Your task:
Rewrite the items below so that each "Receive PDO mapping" becomes "RxPDO mapping", with every other character left unchanged.

━━━ Data extract ━━━

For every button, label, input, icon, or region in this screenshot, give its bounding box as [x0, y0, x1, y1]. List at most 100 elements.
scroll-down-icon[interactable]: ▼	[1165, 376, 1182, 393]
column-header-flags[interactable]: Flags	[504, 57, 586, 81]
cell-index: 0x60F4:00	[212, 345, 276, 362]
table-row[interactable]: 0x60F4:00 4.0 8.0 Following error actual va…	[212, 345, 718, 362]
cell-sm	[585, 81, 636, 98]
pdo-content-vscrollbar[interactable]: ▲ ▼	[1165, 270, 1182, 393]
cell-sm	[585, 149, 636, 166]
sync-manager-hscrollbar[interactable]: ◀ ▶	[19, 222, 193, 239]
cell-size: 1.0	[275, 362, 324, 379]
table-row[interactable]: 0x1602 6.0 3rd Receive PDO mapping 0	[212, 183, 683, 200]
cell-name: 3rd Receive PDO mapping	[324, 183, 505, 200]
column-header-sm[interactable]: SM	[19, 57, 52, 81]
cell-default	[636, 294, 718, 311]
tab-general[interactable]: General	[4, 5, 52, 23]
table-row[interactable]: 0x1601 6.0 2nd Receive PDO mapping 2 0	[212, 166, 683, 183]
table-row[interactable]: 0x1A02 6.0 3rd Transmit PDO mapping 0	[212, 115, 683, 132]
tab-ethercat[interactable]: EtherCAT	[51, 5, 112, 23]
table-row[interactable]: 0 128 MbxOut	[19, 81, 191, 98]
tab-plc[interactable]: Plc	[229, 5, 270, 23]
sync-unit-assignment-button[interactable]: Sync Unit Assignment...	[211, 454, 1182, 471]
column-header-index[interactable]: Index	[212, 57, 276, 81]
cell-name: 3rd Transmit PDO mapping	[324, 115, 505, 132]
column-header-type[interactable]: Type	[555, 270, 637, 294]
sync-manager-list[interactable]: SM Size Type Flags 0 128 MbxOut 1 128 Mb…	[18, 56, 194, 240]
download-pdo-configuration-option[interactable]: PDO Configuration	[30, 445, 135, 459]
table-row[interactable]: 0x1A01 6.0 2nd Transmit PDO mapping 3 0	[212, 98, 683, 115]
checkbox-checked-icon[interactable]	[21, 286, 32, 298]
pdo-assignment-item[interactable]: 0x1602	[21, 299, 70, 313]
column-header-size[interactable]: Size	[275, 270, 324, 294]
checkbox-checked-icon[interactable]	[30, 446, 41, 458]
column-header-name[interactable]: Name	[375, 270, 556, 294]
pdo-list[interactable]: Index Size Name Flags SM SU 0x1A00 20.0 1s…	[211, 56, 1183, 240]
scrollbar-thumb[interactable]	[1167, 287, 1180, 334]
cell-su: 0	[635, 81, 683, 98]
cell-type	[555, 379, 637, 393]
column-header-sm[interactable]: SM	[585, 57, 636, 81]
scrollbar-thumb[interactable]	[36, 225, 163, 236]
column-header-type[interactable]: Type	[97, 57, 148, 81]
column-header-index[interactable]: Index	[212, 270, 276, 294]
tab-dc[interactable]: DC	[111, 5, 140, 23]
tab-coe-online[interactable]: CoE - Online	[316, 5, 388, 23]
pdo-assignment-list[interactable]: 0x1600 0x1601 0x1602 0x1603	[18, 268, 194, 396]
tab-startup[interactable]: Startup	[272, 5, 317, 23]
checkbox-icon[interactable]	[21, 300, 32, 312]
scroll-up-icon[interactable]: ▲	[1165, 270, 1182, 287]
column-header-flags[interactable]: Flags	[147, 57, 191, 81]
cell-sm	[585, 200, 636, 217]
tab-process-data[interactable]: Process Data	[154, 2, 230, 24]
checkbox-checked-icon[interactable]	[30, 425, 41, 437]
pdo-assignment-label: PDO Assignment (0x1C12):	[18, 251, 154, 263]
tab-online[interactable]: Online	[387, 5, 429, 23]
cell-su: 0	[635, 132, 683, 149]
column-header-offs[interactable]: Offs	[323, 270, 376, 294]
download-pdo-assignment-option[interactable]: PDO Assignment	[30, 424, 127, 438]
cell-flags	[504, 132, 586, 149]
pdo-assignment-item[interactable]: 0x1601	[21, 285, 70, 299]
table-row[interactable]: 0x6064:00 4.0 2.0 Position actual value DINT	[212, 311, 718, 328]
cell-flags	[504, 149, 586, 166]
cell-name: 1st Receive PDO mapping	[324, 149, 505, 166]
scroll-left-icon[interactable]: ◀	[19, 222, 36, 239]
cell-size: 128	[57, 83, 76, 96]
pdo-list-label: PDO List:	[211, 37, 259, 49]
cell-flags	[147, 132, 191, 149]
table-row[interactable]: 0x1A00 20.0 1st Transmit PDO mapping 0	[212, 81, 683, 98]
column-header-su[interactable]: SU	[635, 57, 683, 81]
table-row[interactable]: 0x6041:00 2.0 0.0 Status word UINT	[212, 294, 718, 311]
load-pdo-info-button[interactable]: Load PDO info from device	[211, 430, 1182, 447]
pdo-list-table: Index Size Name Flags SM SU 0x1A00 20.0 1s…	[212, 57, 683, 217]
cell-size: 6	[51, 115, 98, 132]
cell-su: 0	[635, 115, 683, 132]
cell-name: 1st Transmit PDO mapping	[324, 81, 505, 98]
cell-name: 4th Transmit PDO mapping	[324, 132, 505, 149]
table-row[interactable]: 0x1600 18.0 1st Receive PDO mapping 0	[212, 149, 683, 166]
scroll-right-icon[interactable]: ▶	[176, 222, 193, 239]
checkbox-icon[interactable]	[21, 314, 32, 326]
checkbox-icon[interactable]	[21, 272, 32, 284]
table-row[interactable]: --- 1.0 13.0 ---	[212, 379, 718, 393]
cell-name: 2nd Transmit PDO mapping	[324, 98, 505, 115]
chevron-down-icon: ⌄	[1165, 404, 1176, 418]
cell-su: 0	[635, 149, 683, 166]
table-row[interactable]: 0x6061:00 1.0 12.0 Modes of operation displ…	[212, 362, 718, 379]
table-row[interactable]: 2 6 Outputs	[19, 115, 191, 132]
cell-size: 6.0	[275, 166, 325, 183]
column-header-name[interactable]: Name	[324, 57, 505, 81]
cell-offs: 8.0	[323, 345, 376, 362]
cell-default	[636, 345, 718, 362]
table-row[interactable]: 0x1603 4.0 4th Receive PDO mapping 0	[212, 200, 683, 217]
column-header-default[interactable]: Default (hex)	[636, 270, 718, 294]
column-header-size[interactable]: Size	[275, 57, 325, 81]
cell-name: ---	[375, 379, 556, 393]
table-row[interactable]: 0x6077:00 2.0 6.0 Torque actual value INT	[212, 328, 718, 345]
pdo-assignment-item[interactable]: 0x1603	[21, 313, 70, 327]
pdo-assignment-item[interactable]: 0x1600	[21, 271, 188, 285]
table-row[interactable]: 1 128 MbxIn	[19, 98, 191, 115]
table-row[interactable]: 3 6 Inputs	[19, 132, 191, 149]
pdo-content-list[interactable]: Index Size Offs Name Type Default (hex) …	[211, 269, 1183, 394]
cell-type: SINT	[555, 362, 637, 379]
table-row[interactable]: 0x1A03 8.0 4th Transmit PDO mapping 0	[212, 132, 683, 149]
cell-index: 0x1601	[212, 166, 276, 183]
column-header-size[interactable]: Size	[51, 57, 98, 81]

━━━

Full response:
For every button, label, input, icon, or region in this screenshot, give its bounding box as [x0, y0, x1, y1]. List at most 100 elements.
scroll-down-icon[interactable]: ▼	[1165, 376, 1182, 393]
column-header-flags[interactable]: Flags	[504, 57, 586, 81]
cell-index: 0x60F4:00	[212, 345, 276, 362]
table-row[interactable]: 0x60F4:00 4.0 8.0 Following error actual va…	[212, 345, 718, 362]
cell-sm	[585, 81, 636, 98]
pdo-content-vscrollbar[interactable]: ▲ ▼	[1165, 270, 1182, 393]
cell-sm	[585, 149, 636, 166]
sync-manager-hscrollbar[interactable]: ◀ ▶	[19, 222, 193, 239]
cell-size: 1.0	[275, 362, 324, 379]
table-row[interactable]: 0x1602 6.0 3rd RxPDO mapping 0	[212, 183, 683, 200]
cell-name: 3rd RxPDO mapping	[324, 183, 505, 200]
column-header-sm[interactable]: SM	[19, 57, 52, 81]
cell-default	[636, 294, 718, 311]
tab-general[interactable]: General	[4, 5, 52, 23]
table-row[interactable]: 0x1601 6.0 2nd RxPDO mapping 2 0	[212, 166, 683, 183]
table-row[interactable]: 0x1A02 6.0 3rd Transmit PDO mapping 0	[212, 115, 683, 132]
tab-ethercat[interactable]: EtherCAT	[51, 5, 112, 23]
table-row[interactable]: 0 128 MbxOut	[19, 81, 191, 98]
tab-plc[interactable]: Plc	[229, 5, 270, 23]
sync-unit-assignment-button[interactable]: Sync Unit Assignment...	[211, 454, 1182, 471]
column-header-index[interactable]: Index	[212, 57, 276, 81]
cell-name: 3rd Transmit PDO mapping	[324, 115, 505, 132]
column-header-type[interactable]: Type	[555, 270, 637, 294]
sync-manager-list[interactable]: SM Size Type Flags 0 128 MbxOut 1 128 Mb…	[18, 56, 194, 240]
download-pdo-configuration-option[interactable]: PDO Configuration	[30, 445, 135, 459]
table-row[interactable]: 0x1A01 6.0 2nd Transmit PDO mapping 3 0	[212, 98, 683, 115]
checkbox-checked-icon[interactable]	[21, 286, 32, 298]
pdo-assignment-item[interactable]: 0x1602	[21, 299, 70, 313]
column-header-size[interactable]: Size	[275, 270, 324, 294]
checkbox-checked-icon[interactable]	[30, 446, 41, 458]
column-header-name[interactable]: Name	[375, 270, 556, 294]
pdo-list[interactable]: Index Size Name Flags SM SU 0x1A00 20.0 1s…	[211, 56, 1183, 240]
scrollbar-thumb[interactable]	[1167, 287, 1180, 334]
cell-su: 0	[635, 81, 683, 98]
cell-type	[555, 379, 637, 393]
column-header-sm[interactable]: SM	[585, 57, 636, 81]
scrollbar-thumb[interactable]	[36, 225, 163, 236]
column-header-type[interactable]: Type	[97, 57, 148, 81]
column-header-index[interactable]: Index	[212, 270, 276, 294]
tab-dc[interactable]: DC	[111, 5, 140, 23]
tab-coe-online[interactable]: CoE - Online	[316, 5, 388, 23]
pdo-assignment-list[interactable]: 0x1600 0x1601 0x1602 0x1603	[18, 268, 194, 396]
tab-startup[interactable]: Startup	[272, 5, 317, 23]
checkbox-icon[interactable]	[21, 300, 32, 312]
scroll-up-icon[interactable]: ▲	[1165, 270, 1182, 287]
column-header-flags[interactable]: Flags	[147, 57, 191, 81]
cell-sm	[585, 200, 636, 217]
tab-process-data[interactable]: Process Data	[154, 2, 230, 24]
checkbox-checked-icon[interactable]	[30, 425, 41, 437]
pdo-assignment-label: PDO Assignment (0x1C12):	[18, 251, 154, 263]
tab-online[interactable]: Online	[387, 5, 429, 23]
cell-su: 0	[635, 132, 683, 149]
column-header-offs[interactable]: Offs	[323, 270, 376, 294]
download-pdo-assignment-option[interactable]: PDO Assignment	[30, 424, 127, 438]
cell-flags	[504, 132, 586, 149]
pdo-assignment-item[interactable]: 0x1601	[21, 285, 70, 299]
table-row[interactable]: 0x6064:00 4.0 2.0 Position actual value DINT	[212, 311, 718, 328]
cell-flags	[504, 149, 586, 166]
cell-name: 1st RxPDO mapping	[324, 149, 505, 166]
scroll-left-icon[interactable]: ◀	[19, 222, 36, 239]
cell-size: 128	[57, 83, 76, 96]
pdo-list-label: PDO List:	[211, 37, 259, 49]
cell-flags	[147, 132, 191, 149]
table-row[interactable]: 0x1A00 20.0 1st Transmit PDO mapping 0	[212, 81, 683, 98]
column-header-su[interactable]: SU	[635, 57, 683, 81]
table-row[interactable]: 0x6041:00 2.0 0.0 Status word UINT	[212, 294, 718, 311]
load-pdo-info-button[interactable]: Load PDO info from device	[211, 430, 1182, 447]
pdo-list-table: Index Size Name Flags SM SU 0x1A00 20.0 1s…	[212, 57, 683, 217]
cell-size: 6	[51, 115, 98, 132]
cell-su: 0	[635, 115, 683, 132]
cell-name: 1st Transmit PDO mapping	[324, 81, 505, 98]
cell-name: 4th Transmit PDO mapping	[324, 132, 505, 149]
table-row[interactable]: 0x1600 18.0 1st RxPDO mapping 0	[212, 149, 683, 166]
scroll-right-icon[interactable]: ▶	[176, 222, 193, 239]
checkbox-icon[interactable]	[21, 314, 32, 326]
checkbox-icon[interactable]	[21, 272, 32, 284]
table-row[interactable]: --- 1.0 13.0 ---	[212, 379, 718, 393]
cell-name: 2nd Transmit PDO mapping	[324, 98, 505, 115]
chevron-down-icon: ⌄	[1165, 404, 1176, 418]
cell-su: 0	[635, 149, 683, 166]
table-row[interactable]: 0x6061:00 1.0 12.0 Modes of operation displ…	[212, 362, 718, 379]
table-row[interactable]: 2 6 Outputs	[19, 115, 191, 132]
cell-size: 6.0	[275, 166, 325, 183]
column-header-name[interactable]: Name	[324, 57, 505, 81]
cell-offs: 8.0	[323, 345, 376, 362]
cell-default	[636, 345, 718, 362]
table-row[interactable]: 0x1603 4.0 4th RxPDO mapping 0	[212, 200, 683, 217]
column-header-default[interactable]: Default (hex)	[636, 270, 718, 294]
column-header-size[interactable]: Size	[275, 57, 325, 81]
cell-name: ---	[375, 379, 556, 393]
table-row[interactable]: 0x6077:00 2.0 6.0 Torque actual value INT	[212, 328, 718, 345]
pdo-assignment-item[interactable]: 0x1603	[21, 313, 70, 327]
pdo-assignment-item[interactable]: 0x1600	[21, 271, 188, 285]
table-row[interactable]: 1 128 MbxIn	[19, 98, 191, 115]
table-row[interactable]: 3 6 Inputs	[19, 132, 191, 149]
pdo-content-list[interactable]: Index Size Offs Name Type Default (hex) …	[211, 269, 1183, 394]
cell-type: SINT	[555, 362, 637, 379]
table-row[interactable]: 0x1A03 8.0 4th Transmit PDO mapping 0	[212, 132, 683, 149]
cell-index: 0x1601	[212, 166, 276, 183]
column-header-size[interactable]: Size	[51, 57, 98, 81]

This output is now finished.